Write out the data below in full, unchanged, minus the images.

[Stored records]
○ ○ ○ ○ ○ ○ ○

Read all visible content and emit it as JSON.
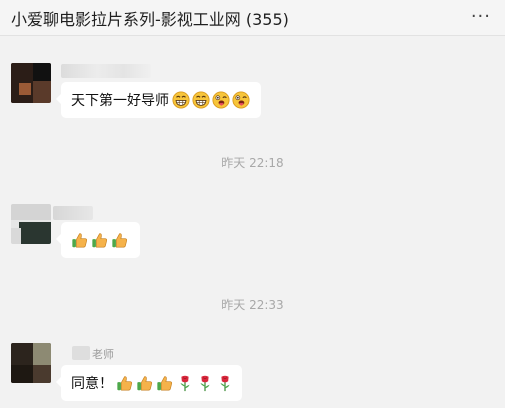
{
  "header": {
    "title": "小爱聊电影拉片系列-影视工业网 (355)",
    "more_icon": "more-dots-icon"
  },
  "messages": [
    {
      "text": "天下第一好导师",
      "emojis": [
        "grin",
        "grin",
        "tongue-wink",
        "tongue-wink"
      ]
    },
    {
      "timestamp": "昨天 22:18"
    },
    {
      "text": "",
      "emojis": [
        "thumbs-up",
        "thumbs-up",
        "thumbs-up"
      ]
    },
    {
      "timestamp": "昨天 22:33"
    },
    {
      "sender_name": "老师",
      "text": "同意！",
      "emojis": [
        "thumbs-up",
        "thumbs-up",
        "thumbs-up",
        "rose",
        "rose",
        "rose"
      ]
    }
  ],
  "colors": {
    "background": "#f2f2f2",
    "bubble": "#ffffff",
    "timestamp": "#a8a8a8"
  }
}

○ ○ ○ ○ ○ ○ ○

- [OUTPUT OF THE EXERCISE]
Read all visible content and emit it as JSON.
{
  "header": {
    "title": "小爱聊电影拉片系列-影视工业网 (355)",
    "more_icon": "more-dots-icon"
  },
  "messages": [
    {
      "text": "天下第一好导师",
      "emojis": [
        "grin",
        "grin",
        "tongue-wink",
        "tongue-wink"
      ]
    },
    {
      "timestamp": "昨天 22:18"
    },
    {
      "text": "",
      "emojis": [
        "thumbs-up",
        "thumbs-up",
        "thumbs-up"
      ]
    },
    {
      "timestamp": "昨天 22:33"
    },
    {
      "sender_name": "老师",
      "text": "同意！",
      "emojis": [
        "thumbs-up",
        "thumbs-up",
        "thumbs-up",
        "rose",
        "rose",
        "rose"
      ]
    }
  ],
  "colors": {
    "background": "#f2f2f2",
    "bubble": "#ffffff",
    "timestamp": "#a8a8a8"
  }
}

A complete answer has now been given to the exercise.